What you will do =>
Please rewrite the rows below with every instance of "district-grade-D" changed to "district-grade-4", leaving all other text unchanged.

Stored dataset rows:
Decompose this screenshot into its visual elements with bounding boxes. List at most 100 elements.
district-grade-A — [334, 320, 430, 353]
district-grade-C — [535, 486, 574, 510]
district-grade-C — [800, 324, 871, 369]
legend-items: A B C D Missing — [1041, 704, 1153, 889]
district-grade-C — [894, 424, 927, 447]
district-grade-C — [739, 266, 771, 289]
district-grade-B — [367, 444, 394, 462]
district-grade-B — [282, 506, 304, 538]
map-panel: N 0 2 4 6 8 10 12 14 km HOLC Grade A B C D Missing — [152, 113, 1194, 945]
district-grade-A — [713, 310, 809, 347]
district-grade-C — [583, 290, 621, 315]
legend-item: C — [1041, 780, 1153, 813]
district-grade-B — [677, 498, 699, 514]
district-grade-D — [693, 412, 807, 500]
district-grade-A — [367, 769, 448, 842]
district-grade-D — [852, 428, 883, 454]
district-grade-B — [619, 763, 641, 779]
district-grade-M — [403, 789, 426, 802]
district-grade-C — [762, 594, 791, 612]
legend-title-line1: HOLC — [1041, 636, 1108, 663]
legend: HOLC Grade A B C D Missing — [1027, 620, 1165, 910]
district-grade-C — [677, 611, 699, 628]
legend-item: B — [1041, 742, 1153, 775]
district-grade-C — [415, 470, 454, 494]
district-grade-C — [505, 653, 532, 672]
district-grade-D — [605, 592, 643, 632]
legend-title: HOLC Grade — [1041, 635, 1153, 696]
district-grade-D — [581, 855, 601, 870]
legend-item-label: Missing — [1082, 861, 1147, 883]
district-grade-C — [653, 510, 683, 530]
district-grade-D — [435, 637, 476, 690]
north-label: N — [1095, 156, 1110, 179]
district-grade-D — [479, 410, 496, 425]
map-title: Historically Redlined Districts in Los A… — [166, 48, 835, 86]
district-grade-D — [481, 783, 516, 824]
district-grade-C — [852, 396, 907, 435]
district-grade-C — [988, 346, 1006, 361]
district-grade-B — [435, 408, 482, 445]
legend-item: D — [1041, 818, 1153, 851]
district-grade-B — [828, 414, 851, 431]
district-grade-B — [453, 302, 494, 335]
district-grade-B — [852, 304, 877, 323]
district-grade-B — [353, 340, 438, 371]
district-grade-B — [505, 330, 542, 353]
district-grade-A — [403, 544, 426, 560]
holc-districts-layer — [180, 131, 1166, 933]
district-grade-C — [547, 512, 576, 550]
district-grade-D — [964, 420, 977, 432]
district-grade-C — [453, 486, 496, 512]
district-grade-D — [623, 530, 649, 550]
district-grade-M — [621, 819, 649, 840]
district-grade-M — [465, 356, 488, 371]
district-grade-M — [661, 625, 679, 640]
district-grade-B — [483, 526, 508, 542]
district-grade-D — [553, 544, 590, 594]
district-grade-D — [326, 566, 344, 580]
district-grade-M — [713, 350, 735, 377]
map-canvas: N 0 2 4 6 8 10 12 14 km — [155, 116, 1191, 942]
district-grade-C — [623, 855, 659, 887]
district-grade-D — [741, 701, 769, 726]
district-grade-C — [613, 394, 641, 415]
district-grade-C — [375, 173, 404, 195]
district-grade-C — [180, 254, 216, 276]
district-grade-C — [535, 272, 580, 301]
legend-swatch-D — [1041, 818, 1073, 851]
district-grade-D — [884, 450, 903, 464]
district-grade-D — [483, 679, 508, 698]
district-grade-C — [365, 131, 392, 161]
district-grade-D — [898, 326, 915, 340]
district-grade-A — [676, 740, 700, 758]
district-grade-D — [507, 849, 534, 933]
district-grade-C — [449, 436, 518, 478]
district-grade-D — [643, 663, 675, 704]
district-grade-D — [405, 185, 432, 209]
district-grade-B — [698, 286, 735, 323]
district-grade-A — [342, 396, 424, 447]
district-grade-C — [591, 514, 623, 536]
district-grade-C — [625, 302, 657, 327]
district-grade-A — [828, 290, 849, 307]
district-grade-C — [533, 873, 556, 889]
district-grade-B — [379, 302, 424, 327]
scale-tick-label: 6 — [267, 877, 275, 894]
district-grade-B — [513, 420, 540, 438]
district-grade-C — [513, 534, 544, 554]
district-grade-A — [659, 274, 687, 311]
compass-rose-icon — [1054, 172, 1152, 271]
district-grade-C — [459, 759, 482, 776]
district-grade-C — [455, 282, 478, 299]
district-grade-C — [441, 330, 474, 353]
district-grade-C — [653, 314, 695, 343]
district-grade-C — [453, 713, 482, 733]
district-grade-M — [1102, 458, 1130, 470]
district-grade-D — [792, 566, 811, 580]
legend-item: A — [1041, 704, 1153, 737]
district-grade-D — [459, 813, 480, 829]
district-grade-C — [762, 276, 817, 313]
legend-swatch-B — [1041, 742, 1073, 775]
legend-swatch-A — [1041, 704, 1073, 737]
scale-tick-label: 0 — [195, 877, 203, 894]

Solution for this task =>
Decompose this screenshot into its visual elements with bounding boxes. List at most 100 elements.
district-grade-A — [334, 320, 430, 353]
district-grade-C — [535, 486, 574, 510]
district-grade-C — [800, 324, 871, 369]
legend-items: A B C D Missing — [1041, 704, 1153, 889]
district-grade-C — [894, 424, 927, 447]
district-grade-C — [739, 266, 771, 289]
district-grade-B — [367, 444, 394, 462]
district-grade-B — [282, 506, 304, 538]
map-panel: N 0 2 4 6 8 10 12 14 km HOLC Grade A B C D Missing — [152, 113, 1194, 945]
district-grade-A — [713, 310, 809, 347]
district-grade-C — [583, 290, 621, 315]
legend-item: C — [1041, 780, 1153, 813]
district-grade-B — [677, 498, 699, 514]
district-grade-4 — [693, 412, 807, 500]
district-grade-A — [367, 769, 448, 842]
district-grade-4 — [852, 428, 883, 454]
district-grade-B — [619, 763, 641, 779]
district-grade-M — [403, 789, 426, 802]
district-grade-C — [762, 594, 791, 612]
legend-title-line1: HOLC — [1041, 636, 1108, 663]
legend: HOLC Grade A B C D Missing — [1027, 620, 1165, 910]
district-grade-C — [677, 611, 699, 628]
legend-item: B — [1041, 742, 1153, 775]
district-grade-C — [415, 470, 454, 494]
district-grade-C — [505, 653, 532, 672]
district-grade-4 — [605, 592, 643, 632]
legend-title: HOLC Grade — [1041, 635, 1153, 696]
district-grade-4 — [581, 855, 601, 870]
legend-item-label: Missing — [1082, 861, 1147, 883]
district-grade-C — [653, 510, 683, 530]
district-grade-4 — [435, 637, 476, 690]
north-label: N — [1095, 156, 1110, 179]
district-grade-4 — [479, 410, 496, 425]
map-title: Historically Redlined Districts in Los A… — [166, 48, 835, 86]
district-grade-4 — [481, 783, 516, 824]
district-grade-C — [852, 396, 907, 435]
district-grade-C — [988, 346, 1006, 361]
district-grade-B — [435, 408, 482, 445]
legend-item: D — [1041, 818, 1153, 851]
district-grade-B — [828, 414, 851, 431]
district-grade-B — [453, 302, 494, 335]
district-grade-B — [852, 304, 877, 323]
district-grade-B — [353, 340, 438, 371]
district-grade-B — [505, 330, 542, 353]
district-grade-A — [403, 544, 426, 560]
holc-districts-layer — [180, 131, 1166, 933]
district-grade-C — [547, 512, 576, 550]
district-grade-4 — [964, 420, 977, 432]
district-grade-C — [453, 486, 496, 512]
district-grade-4 — [623, 530, 649, 550]
district-grade-M — [621, 819, 649, 840]
district-grade-M — [465, 356, 488, 371]
district-grade-M — [661, 625, 679, 640]
district-grade-B — [483, 526, 508, 542]
district-grade-4 — [553, 544, 590, 594]
district-grade-4 — [326, 566, 344, 580]
district-grade-M — [713, 350, 735, 377]
map-canvas: N 0 2 4 6 8 10 12 14 km — [155, 116, 1191, 942]
district-grade-C — [623, 855, 659, 887]
district-grade-4 — [741, 701, 769, 726]
district-grade-C — [613, 394, 641, 415]
district-grade-C — [375, 173, 404, 195]
district-grade-C — [180, 254, 216, 276]
district-grade-C — [535, 272, 580, 301]
legend-swatch-D — [1041, 818, 1073, 851]
district-grade-4 — [884, 450, 903, 464]
district-grade-4 — [483, 679, 508, 698]
district-grade-C — [365, 131, 392, 161]
district-grade-4 — [898, 326, 915, 340]
district-grade-A — [676, 740, 700, 758]
district-grade-4 — [507, 849, 534, 933]
district-grade-C — [449, 436, 518, 478]
district-grade-4 — [643, 663, 675, 704]
district-grade-4 — [405, 185, 432, 209]
district-grade-B — [698, 286, 735, 323]
district-grade-A — [342, 396, 424, 447]
district-grade-C — [591, 514, 623, 536]
district-grade-C — [625, 302, 657, 327]
district-grade-A — [828, 290, 849, 307]
district-grade-C — [533, 873, 556, 889]
district-grade-B — [379, 302, 424, 327]
scale-tick-label: 6 — [267, 877, 275, 894]
district-grade-B — [513, 420, 540, 438]
district-grade-C — [513, 534, 544, 554]
district-grade-A — [659, 274, 687, 311]
compass-rose-icon — [1054, 172, 1152, 271]
district-grade-C — [459, 759, 482, 776]
district-grade-C — [455, 282, 478, 299]
district-grade-C — [441, 330, 474, 353]
district-grade-C — [653, 314, 695, 343]
district-grade-C — [453, 713, 482, 733]
district-grade-M — [1102, 458, 1130, 470]
district-grade-4 — [792, 566, 811, 580]
legend-item: A — [1041, 704, 1153, 737]
district-grade-4 — [459, 813, 480, 829]
district-grade-C — [762, 276, 817, 313]
legend-swatch-B — [1041, 742, 1073, 775]
legend-swatch-A — [1041, 704, 1073, 737]
scale-tick-label: 0 — [195, 877, 203, 894]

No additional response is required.